## Data to process
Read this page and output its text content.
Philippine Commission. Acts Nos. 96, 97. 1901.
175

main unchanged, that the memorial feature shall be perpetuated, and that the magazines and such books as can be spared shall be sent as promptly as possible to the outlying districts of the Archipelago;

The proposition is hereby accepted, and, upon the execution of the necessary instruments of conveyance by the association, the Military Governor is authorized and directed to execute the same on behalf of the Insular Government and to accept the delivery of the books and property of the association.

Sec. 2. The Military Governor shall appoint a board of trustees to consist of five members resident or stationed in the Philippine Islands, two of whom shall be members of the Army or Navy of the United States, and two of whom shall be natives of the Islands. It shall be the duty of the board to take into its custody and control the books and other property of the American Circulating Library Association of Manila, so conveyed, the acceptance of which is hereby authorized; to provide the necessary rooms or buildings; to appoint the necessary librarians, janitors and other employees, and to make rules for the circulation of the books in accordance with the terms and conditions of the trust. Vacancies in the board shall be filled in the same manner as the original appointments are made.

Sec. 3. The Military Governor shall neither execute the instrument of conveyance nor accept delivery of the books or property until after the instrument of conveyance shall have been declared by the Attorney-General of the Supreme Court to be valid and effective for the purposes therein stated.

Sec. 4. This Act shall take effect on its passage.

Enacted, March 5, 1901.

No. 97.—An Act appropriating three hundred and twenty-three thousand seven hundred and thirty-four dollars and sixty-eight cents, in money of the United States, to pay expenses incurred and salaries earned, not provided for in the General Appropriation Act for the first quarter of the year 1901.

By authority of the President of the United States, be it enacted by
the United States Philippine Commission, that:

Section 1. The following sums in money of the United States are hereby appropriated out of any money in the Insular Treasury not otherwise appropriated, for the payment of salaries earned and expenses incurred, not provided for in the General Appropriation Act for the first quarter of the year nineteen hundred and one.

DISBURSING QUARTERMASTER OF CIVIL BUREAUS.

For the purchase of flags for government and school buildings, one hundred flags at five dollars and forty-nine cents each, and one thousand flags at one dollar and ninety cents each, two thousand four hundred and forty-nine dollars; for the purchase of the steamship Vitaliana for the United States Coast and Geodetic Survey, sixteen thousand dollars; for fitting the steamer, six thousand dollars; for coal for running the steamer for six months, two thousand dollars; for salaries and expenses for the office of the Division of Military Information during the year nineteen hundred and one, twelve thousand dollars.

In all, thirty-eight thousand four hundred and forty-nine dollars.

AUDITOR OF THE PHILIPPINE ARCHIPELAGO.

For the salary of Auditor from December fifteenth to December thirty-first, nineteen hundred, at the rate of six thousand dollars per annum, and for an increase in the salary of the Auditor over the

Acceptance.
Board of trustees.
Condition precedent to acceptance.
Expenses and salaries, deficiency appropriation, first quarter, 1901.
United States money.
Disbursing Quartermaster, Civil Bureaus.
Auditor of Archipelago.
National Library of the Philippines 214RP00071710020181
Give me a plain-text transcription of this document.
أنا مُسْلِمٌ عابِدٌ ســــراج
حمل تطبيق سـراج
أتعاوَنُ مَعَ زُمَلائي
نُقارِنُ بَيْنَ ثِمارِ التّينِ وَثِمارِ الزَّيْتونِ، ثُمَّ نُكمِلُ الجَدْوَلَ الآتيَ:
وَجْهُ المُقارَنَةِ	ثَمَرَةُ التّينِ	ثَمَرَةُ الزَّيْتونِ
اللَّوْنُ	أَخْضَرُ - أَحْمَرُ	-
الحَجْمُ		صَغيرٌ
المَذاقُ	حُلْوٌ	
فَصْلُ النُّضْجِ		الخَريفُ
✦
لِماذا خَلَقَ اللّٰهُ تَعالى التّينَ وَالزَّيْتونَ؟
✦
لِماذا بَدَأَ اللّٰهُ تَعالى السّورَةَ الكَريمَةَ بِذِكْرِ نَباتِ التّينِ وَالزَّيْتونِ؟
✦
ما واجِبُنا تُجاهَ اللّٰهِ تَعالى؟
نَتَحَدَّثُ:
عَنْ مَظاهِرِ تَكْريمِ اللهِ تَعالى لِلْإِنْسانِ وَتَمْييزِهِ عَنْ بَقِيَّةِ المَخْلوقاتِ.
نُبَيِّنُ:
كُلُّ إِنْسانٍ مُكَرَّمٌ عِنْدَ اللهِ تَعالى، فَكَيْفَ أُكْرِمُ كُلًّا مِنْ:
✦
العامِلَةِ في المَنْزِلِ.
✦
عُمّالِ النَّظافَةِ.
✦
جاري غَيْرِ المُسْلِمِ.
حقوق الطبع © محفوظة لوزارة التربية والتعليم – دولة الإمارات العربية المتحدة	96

## Task directions
Copy each line of the records that contains the word "ماذا".

## Solution for this problem
لِماذا خَلَقَ اللّٰهُ تَعالى التّينَ وَالزَّيْتونَ؟
لِماذا بَدَأَ اللّٰهُ تَعالى السّورَةَ الكَريمَةَ بِذِكْرِ نَباتِ التّينِ وَالزَّيْتونِ؟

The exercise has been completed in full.